>> begin ENTRIES SHOWN

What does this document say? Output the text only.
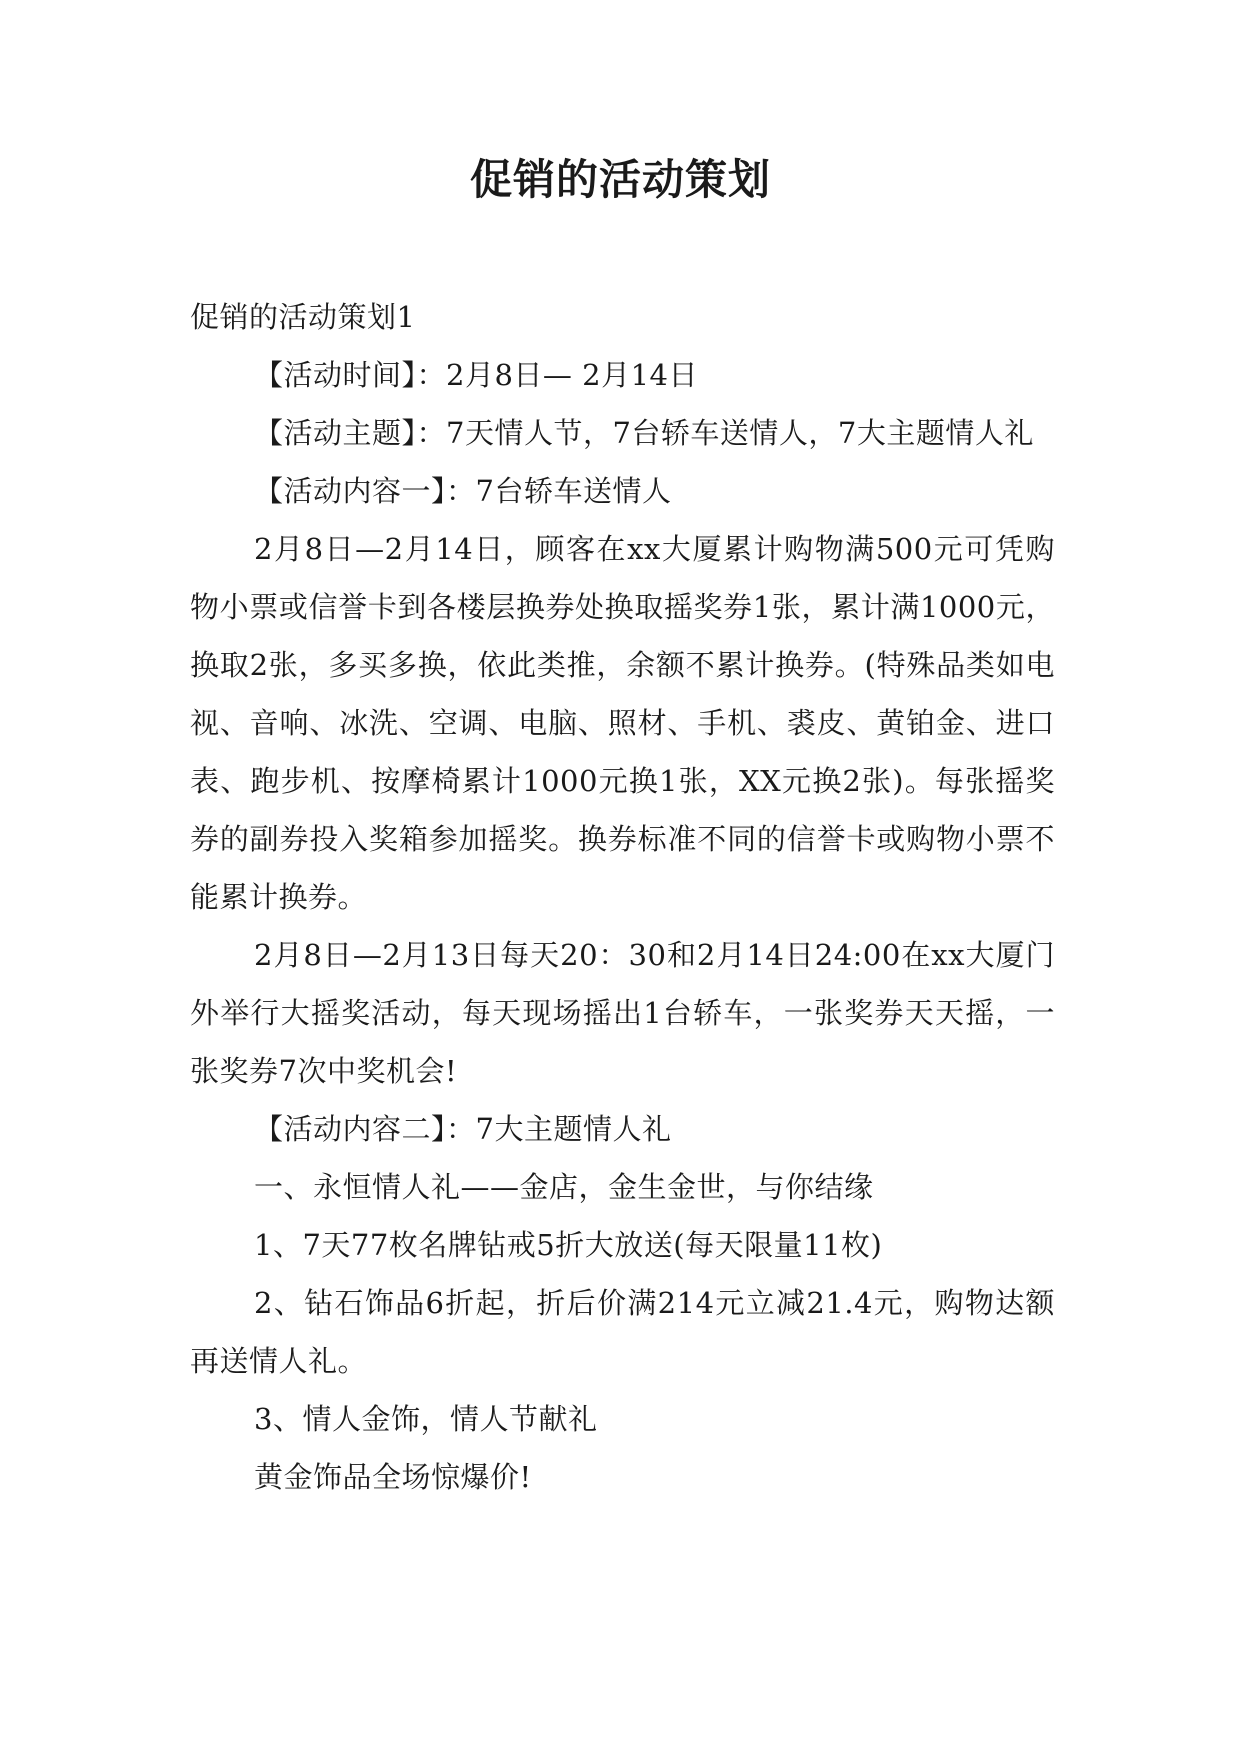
促销的活动策划

促销的活动策划1

【活动时间】：2月8日— 2月14日

【活动主题】：7天情人节，7台轿车送情人，7大主题情人礼

【活动内容一】：7台轿车送情人

2月8日—2月14日，顾客在xx大厦累计购物满500元可凭购物小票或信誉卡到各楼层换券处换取摇奖券1张，累计满1000元，换取2张，多买多换，依此类推，余额不累计换券。(特殊品类如电视、音响、冰洗、空调、电脑、照材、手机、裘皮、黄铂金、进口表、跑步机、按摩椅累计1000元换1张，XX元换2张)。每张摇奖券的副券投入奖箱参加摇奖。换券标准不同的信誉卡或购物小票不能累计换券。

2月8日—2月13日每天20：30和2月14日24:00在xx大厦门外举行大摇奖活动，每天现场摇出1台轿车，一张奖券天天摇，一张奖券7次中奖机会!

【活动内容二】：7大主题情人礼

一、永恒情人礼——金店，金生金世，与你结缘

1、7天77枚名牌钻戒5折大放送(每天限量11枚)

2、钻石饰品6折起，折后价满214元立减21.4元，购物达额再送情人礼。

3、情人金饰，情人节献礼

黄金饰品全场惊爆价!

>> end ENTRIES SHOWN

[DIRECTIONS FOR THIS TASK] Write out the whole listing exactly, and drop the pictures.

[ANSWER IN FULL]
What does this document say? Output the text only.
促销的活动策划

促销的活动策划1

【活动时间】：2月8日— 2月14日

【活动主题】：7天情人节，7台轿车送情人，7大主题情人礼

【活动内容一】：7台轿车送情人

2月8日—2月14日，顾客在xx大厦累计购物满500元可凭购物小票或信誉卡到各楼层换券处换取摇奖券1张，累计满1000元，换取2张，多买多换，依此类推，余额不累计换券。(特殊品类如电视、音响、冰洗、空调、电脑、照材、手机、裘皮、黄铂金、进口表、跑步机、按摩椅累计1000元换1张，XX元换2张)。每张摇奖券的副券投入奖箱参加摇奖。换券标准不同的信誉卡或购物小票不能累计换券。

2月8日—2月13日每天20：30和2月14日24:00在xx大厦门外举行大摇奖活动，每天现场摇出1台轿车，一张奖券天天摇，一张奖券7次中奖机会!

【活动内容二】：7大主题情人礼

一、永恒情人礼——金店，金生金世，与你结缘

1、7天77枚名牌钻戒5折大放送(每天限量11枚)

2、钻石饰品6折起，折后价满214元立减21.4元，购物达额再送情人礼。

3、情人金饰，情人节献礼

黄金饰品全场惊爆价!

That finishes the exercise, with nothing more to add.